Make an exact transcription of the material, leaving out all images.

────────────────────

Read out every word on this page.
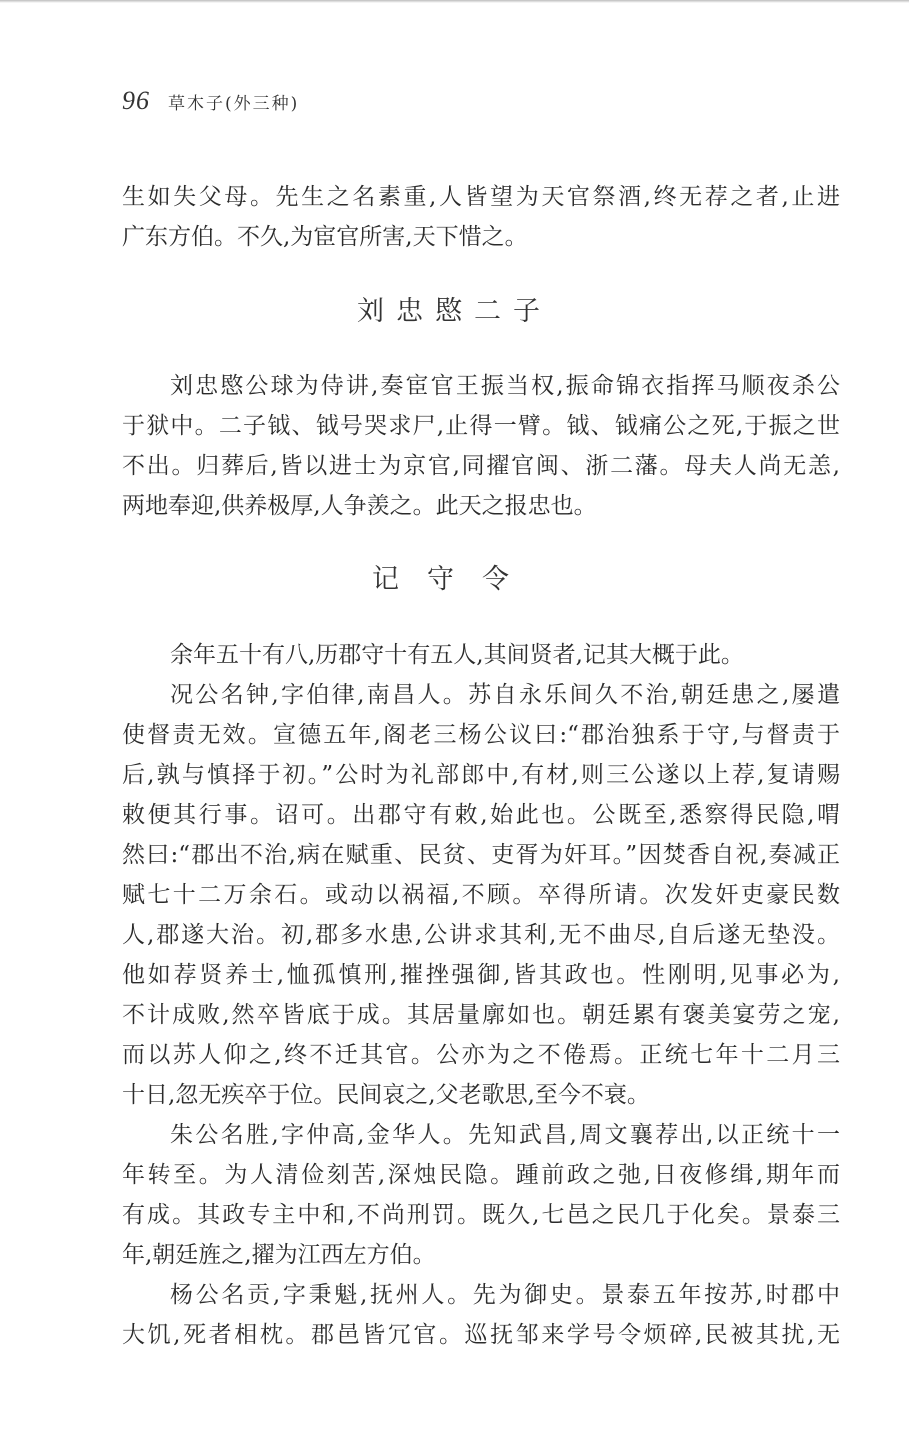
96 草木子(外三种)
生如失父母。先生之名素重,人皆望为天官祭酒,终无荐之者,止进
广东方伯。不久,为宦官所害,天下惜之。
刘忠愍二子
刘忠愍公球为侍讲,奏宦官王振当权,振命锦衣指挥马顺夜杀公
于狱中。二子钺、钺号哭求尸,止得一臂。钺、钺痛公之死,于振之世
不出。归葬后,皆以进士为京官,同擢官闽、浙二藩。母夫人尚无恙,
两地奉迎,供养极厚,人争羡之。此天之报忠也。
记守令
余年五十有八,历郡守十有五人,其间贤者,记其大概于此。
况公名钟,字伯律,南昌人。苏自永乐间久不治,朝廷患之,屡遣
使督责无效。宣德五年,阁老三杨公议曰:“郡治独系于守,与督责于
后,孰与慎择于初。”公时为礼部郎中,有材,则三公遂以上荐,复请赐
敕便其行事。诏可。出郡守有敕,始此也。公既至,悉察得民隐,喟
然曰:“郡出不治,病在赋重、民贫、吏胥为奸耳。”因焚香自祝,奏减正
赋七十二万余石。或动以祸福,不顾。卒得所请。次发奸吏豪民数
人,郡遂大治。初,郡多水患,公讲求其利,无不曲尽,自后遂无垫没。
他如荐贤养士,恤孤慎刑,摧挫强御,皆其政也。性刚明,见事必为,
不计成败,然卒皆底于成。其居量廓如也。朝廷累有褒美宴劳之宠,
而以苏人仰之,终不迁其官。公亦为之不倦焉。正统七年十二月三
十日,忽无疾卒于位。民间哀之,父老歌思,至今不衰。
朱公名胜,字仲高,金华人。先知武昌,周文襄荐出,以正统十一
年转至。为人清俭刻苦,深烛民隐。踵前政之弛,日夜修缉,期年而
有成。其政专主中和,不尚刑罚。既久,七邑之民几于化矣。景泰三
年,朝廷旌之,擢为江西左方伯。
杨公名贡,字秉魁,抚州人。先为御史。景泰五年按苏,时郡中
大饥,死者相枕。郡邑皆冗官。巡抚邹来学号令烦碎,民被其扰,无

────────────────────

Result for this exercise:
Read out every word on this page.
96 草木子(外三种)
生如失父母。先生之名素重,人皆望为天官祭酒,终无荐之者,止进
广东方伯。不久,为宦官所害,天下惜之。
刘忠愍二子
刘忠愍公球为侍讲,奏宦官王振当权,振命锦衣指挥马顺夜杀公
于狱中。二子钺、钺号哭求尸,止得一臂。钺、钺痛公之死,于振之世
不出。归葬后,皆以进士为京官,同擢官闽、浙二藩。母夫人尚无恙,
两地奉迎,供养极厚,人争羡之。此天之报忠也。
记守令
余年五十有八,历郡守十有五人,其间贤者,记其大概于此。
况公名钟,字伯律,南昌人。苏自永乐间久不治,朝廷患之,屡遣
使督责无效。宣德五年,阁老三杨公议曰:“郡治独系于守,与督责于
后,孰与慎择于初。”公时为礼部郎中,有材,则三公遂以上荐,复请赐
敕便其行事。诏可。出郡守有敕,始此也。公既至,悉察得民隐,喟
然曰:“郡出不治,病在赋重、民贫、吏胥为奸耳。”因焚香自祝,奏减正
赋七十二万余石。或动以祸福,不顾。卒得所请。次发奸吏豪民数
人,郡遂大治。初,郡多水患,公讲求其利,无不曲尽,自后遂无垫没。
他如荐贤养士,恤孤慎刑,摧挫强御,皆其政也。性刚明,见事必为,
不计成败,然卒皆底于成。其居量廓如也。朝廷累有褒美宴劳之宠,
而以苏人仰之,终不迁其官。公亦为之不倦焉。正统七年十二月三
十日,忽无疾卒于位。民间哀之,父老歌思,至今不衰。
朱公名胜,字仲高,金华人。先知武昌,周文襄荐出,以正统十一
年转至。为人清俭刻苦,深烛民隐。踵前政之弛,日夜修缉,期年而
有成。其政专主中和,不尚刑罚。既久,七邑之民几于化矣。景泰三
年,朝廷旌之,擢为江西左方伯。
杨公名贡,字秉魁,抚州人。先为御史。景泰五年按苏,时郡中
大饥,死者相枕。郡邑皆冗官。巡抚邹来学号令烦碎,民被其扰,无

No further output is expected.